** The request **
Which lines in the items below contain the string "label"? Identify each one and copy it in full.

** Provided records **

......

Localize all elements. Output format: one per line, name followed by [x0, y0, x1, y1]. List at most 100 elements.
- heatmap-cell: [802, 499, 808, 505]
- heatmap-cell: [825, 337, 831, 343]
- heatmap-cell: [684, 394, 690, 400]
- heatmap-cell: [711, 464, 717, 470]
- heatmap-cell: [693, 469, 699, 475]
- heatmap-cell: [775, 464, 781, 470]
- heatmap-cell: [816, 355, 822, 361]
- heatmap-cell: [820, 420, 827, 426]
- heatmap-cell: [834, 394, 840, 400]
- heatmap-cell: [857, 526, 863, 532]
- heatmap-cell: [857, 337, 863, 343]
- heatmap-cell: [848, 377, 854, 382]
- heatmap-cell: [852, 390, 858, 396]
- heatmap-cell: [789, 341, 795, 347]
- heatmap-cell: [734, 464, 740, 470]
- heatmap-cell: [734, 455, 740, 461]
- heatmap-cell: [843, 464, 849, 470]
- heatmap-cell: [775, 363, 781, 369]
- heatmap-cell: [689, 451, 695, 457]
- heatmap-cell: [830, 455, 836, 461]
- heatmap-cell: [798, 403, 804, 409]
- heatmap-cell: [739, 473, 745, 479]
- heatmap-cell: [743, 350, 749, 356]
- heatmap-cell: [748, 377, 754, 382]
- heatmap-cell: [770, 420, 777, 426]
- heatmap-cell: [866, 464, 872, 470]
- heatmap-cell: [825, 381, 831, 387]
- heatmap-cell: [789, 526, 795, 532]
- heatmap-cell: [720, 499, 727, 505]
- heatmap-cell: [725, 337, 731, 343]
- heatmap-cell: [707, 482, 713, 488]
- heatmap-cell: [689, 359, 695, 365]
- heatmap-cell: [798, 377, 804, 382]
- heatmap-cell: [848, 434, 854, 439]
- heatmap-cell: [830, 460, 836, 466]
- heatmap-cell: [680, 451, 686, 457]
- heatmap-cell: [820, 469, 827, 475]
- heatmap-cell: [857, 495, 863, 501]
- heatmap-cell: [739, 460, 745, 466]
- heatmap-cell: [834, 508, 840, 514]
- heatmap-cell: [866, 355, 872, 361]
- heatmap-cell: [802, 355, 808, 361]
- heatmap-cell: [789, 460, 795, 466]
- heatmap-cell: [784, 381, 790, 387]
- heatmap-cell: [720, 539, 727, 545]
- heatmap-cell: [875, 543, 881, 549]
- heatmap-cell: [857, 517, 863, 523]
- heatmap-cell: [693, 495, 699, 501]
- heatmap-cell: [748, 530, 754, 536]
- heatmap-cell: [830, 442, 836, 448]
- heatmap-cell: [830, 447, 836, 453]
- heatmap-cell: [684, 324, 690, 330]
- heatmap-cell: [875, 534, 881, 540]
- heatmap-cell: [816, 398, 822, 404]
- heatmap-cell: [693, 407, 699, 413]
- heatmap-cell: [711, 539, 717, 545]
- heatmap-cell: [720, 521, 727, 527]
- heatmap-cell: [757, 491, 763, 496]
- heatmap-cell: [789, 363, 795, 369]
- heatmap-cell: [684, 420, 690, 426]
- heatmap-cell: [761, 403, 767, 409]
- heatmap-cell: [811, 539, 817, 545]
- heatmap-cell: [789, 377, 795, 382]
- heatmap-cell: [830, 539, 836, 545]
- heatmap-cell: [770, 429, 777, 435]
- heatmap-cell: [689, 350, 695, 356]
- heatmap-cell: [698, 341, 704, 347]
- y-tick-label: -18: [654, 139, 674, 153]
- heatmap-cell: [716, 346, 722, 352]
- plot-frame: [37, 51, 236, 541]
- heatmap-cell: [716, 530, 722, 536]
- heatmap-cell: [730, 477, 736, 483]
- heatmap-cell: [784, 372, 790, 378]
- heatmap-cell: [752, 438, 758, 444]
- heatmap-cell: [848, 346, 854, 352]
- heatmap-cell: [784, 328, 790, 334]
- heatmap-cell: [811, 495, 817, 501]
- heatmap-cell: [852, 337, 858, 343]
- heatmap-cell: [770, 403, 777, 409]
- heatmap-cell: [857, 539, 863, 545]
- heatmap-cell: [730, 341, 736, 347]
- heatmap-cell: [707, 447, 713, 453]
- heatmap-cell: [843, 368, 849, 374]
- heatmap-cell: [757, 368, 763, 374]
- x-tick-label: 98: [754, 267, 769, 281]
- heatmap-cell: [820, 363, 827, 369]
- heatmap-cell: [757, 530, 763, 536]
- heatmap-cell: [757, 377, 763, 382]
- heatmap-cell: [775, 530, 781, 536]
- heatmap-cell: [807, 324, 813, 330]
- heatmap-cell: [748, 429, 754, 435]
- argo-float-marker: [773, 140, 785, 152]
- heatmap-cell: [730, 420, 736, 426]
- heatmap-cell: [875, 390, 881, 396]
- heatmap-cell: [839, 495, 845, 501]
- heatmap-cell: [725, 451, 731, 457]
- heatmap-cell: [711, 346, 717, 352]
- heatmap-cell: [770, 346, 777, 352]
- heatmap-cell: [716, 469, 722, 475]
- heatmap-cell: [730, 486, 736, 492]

......

** Response to the exercise **
- y-tick-label: -18: [654, 139, 674, 153]
- x-tick-label: 98: [754, 267, 769, 281]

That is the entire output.